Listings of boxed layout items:
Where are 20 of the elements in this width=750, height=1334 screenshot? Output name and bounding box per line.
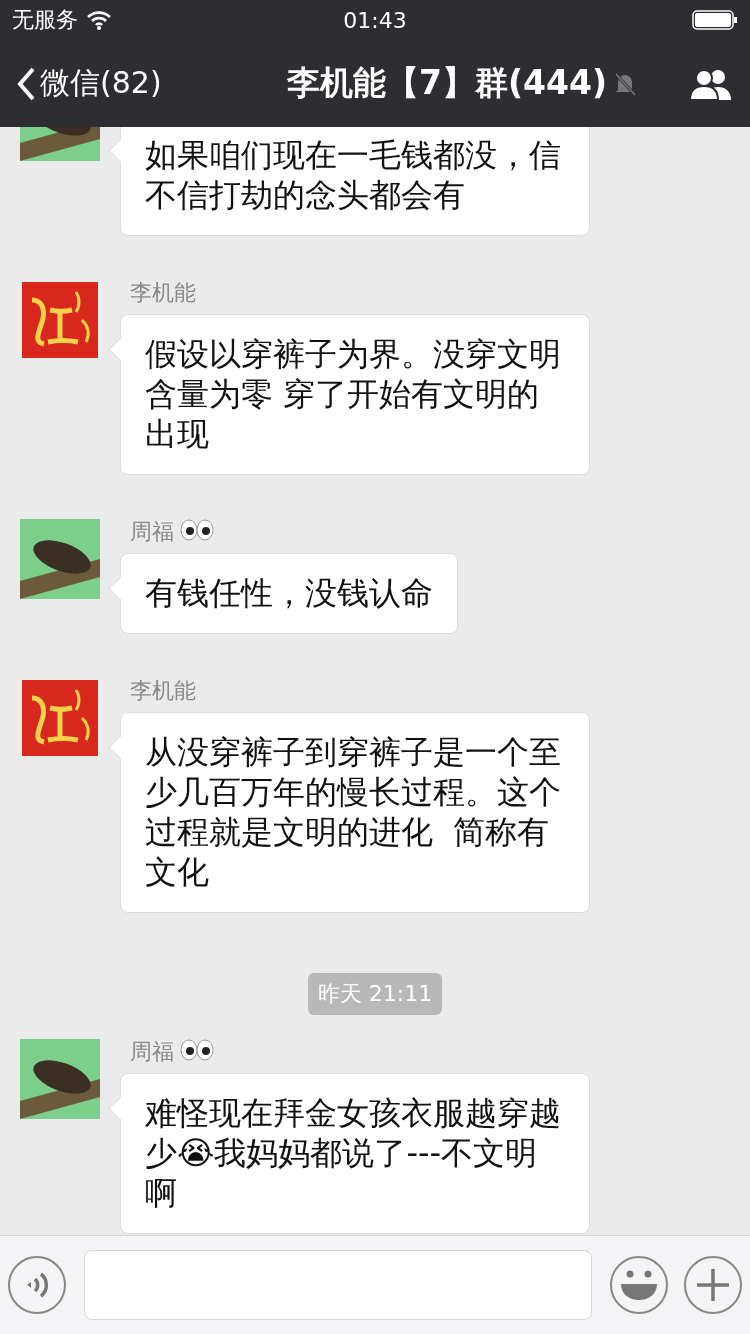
back-button[interactable]: 微信(82) — [16, 63, 216, 104]
clock-text: 01:43 — [343, 7, 407, 33]
voice-button[interactable] — [8, 1256, 66, 1314]
smiley-icon — [619, 1268, 659, 1302]
carrier-text: 无服务 — [12, 6, 78, 34]
sender-name: 周福 — [130, 519, 174, 545]
message-input[interactable] — [84, 1250, 592, 1320]
emoji-button[interactable] — [610, 1256, 668, 1314]
chevron-left-icon — [16, 65, 36, 102]
battery-icon — [692, 10, 738, 30]
sender-name: 周福 — [130, 1039, 174, 1065]
timestamp: 昨天 21:11 — [307, 973, 443, 1015]
chat-title: 李机能【7】群(444) — [287, 62, 607, 104]
sender-name: 李机能 — [130, 280, 196, 306]
eyes-icon — [180, 1039, 214, 1061]
plus-icon — [696, 1268, 730, 1302]
eyes-icon — [180, 519, 214, 541]
wifi-icon — [86, 10, 112, 30]
sender-name: 李机能 — [130, 678, 196, 704]
add-button[interactable] — [684, 1256, 742, 1314]
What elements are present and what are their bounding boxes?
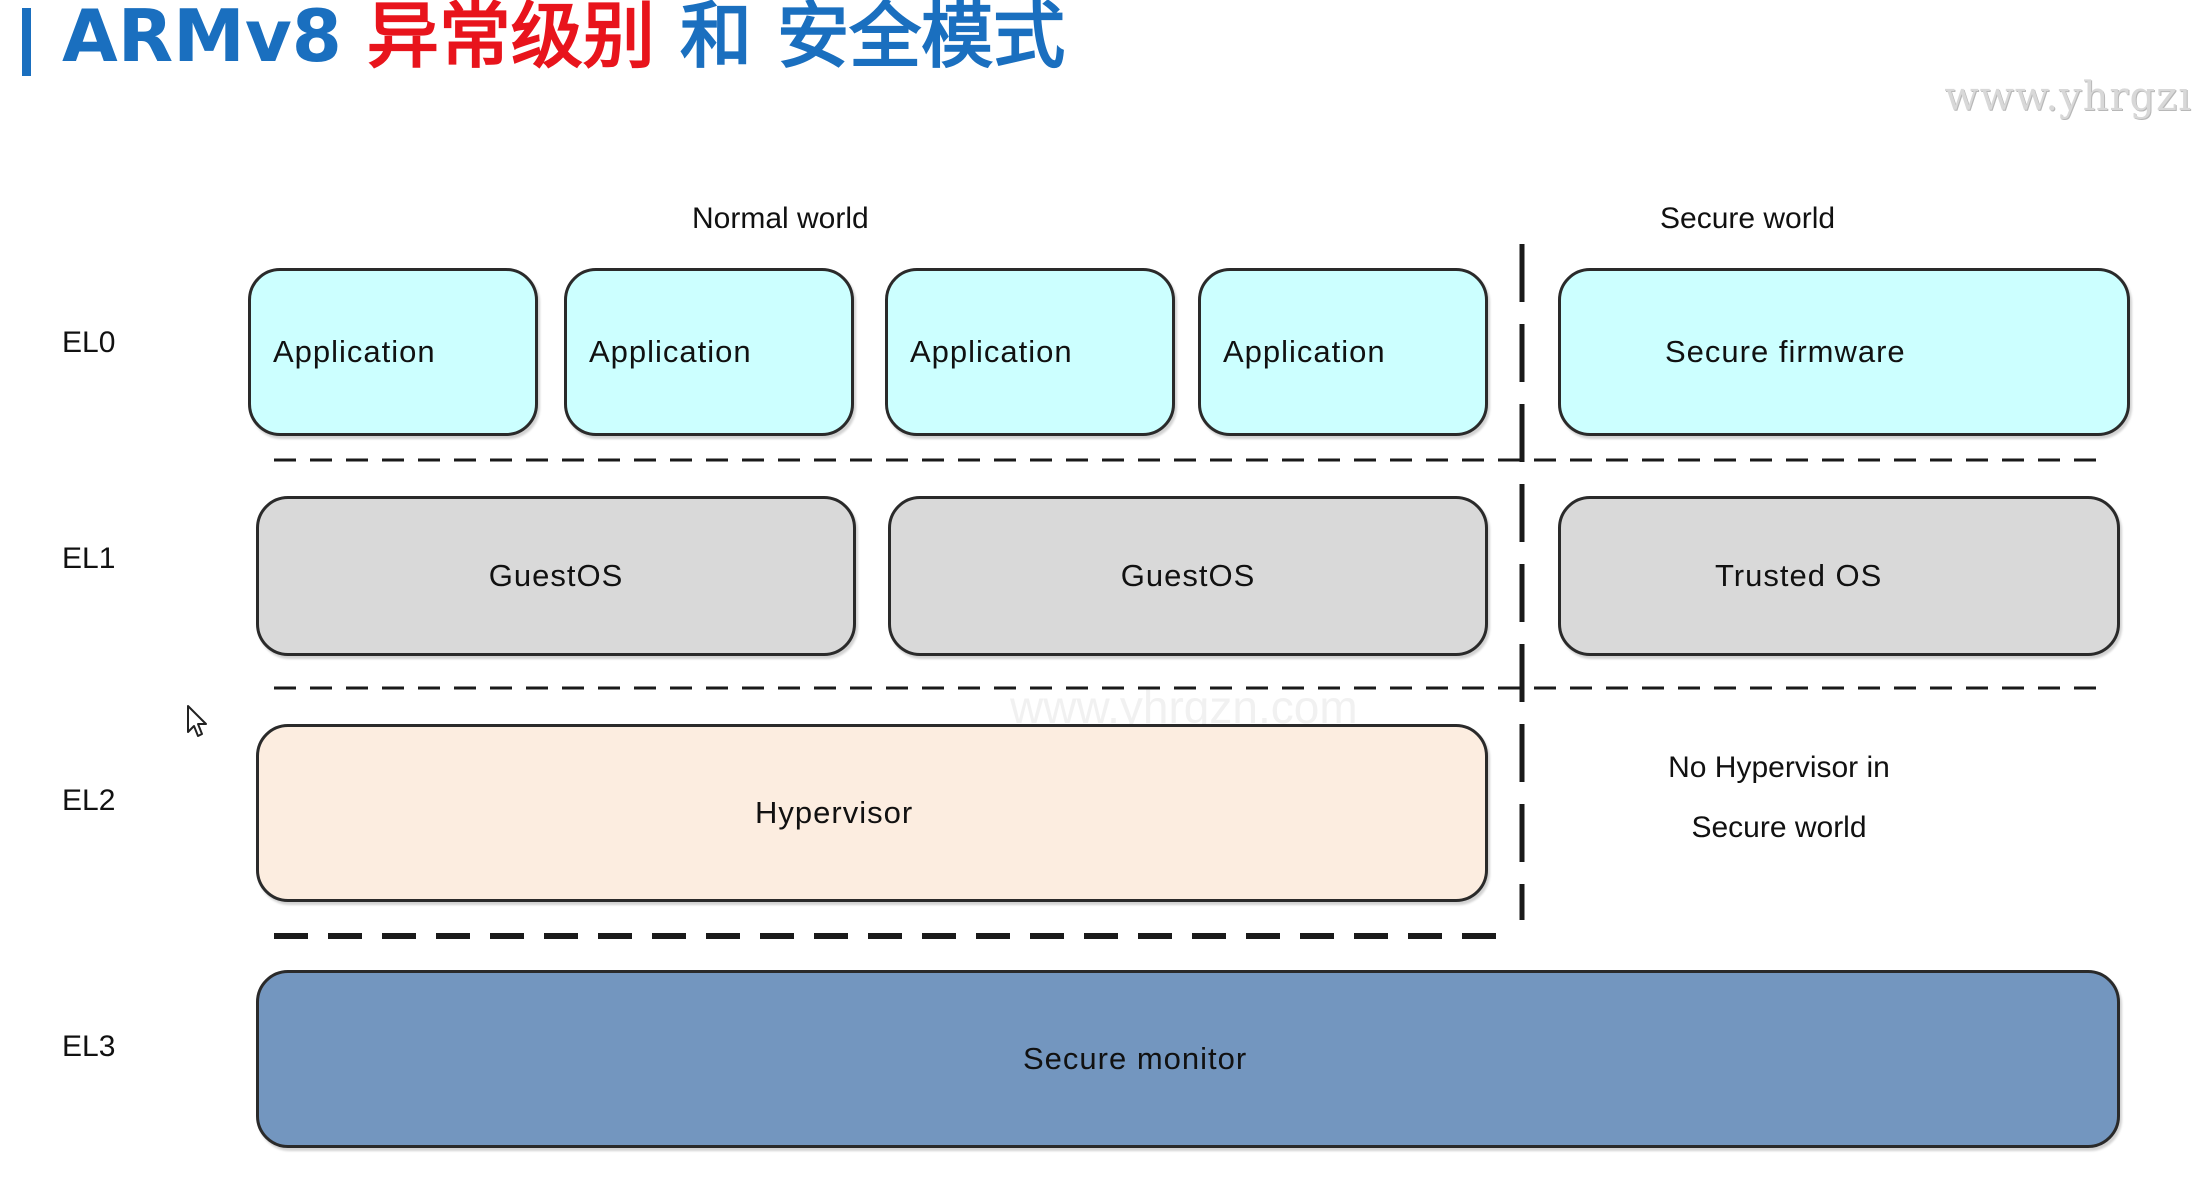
separator-lines: [274, 244, 2104, 939]
mouse-pointer-icon: [187, 705, 207, 737]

What is asked: Gather every line in the records that contains the string "icon", and copy each of those lines out in full.

Correct answer:
smiley-icon — [619, 1268, 659, 1302]
chevron-left-icon — [16, 65, 36, 102]
battery-icon — [692, 10, 738, 30]
eyes-icon — [180, 1039, 214, 1061]
plus-icon — [696, 1268, 730, 1302]
eyes-icon — [180, 519, 214, 541]
wifi-icon — [86, 10, 112, 30]
mouse-pointer-icon: [187, 705, 207, 737]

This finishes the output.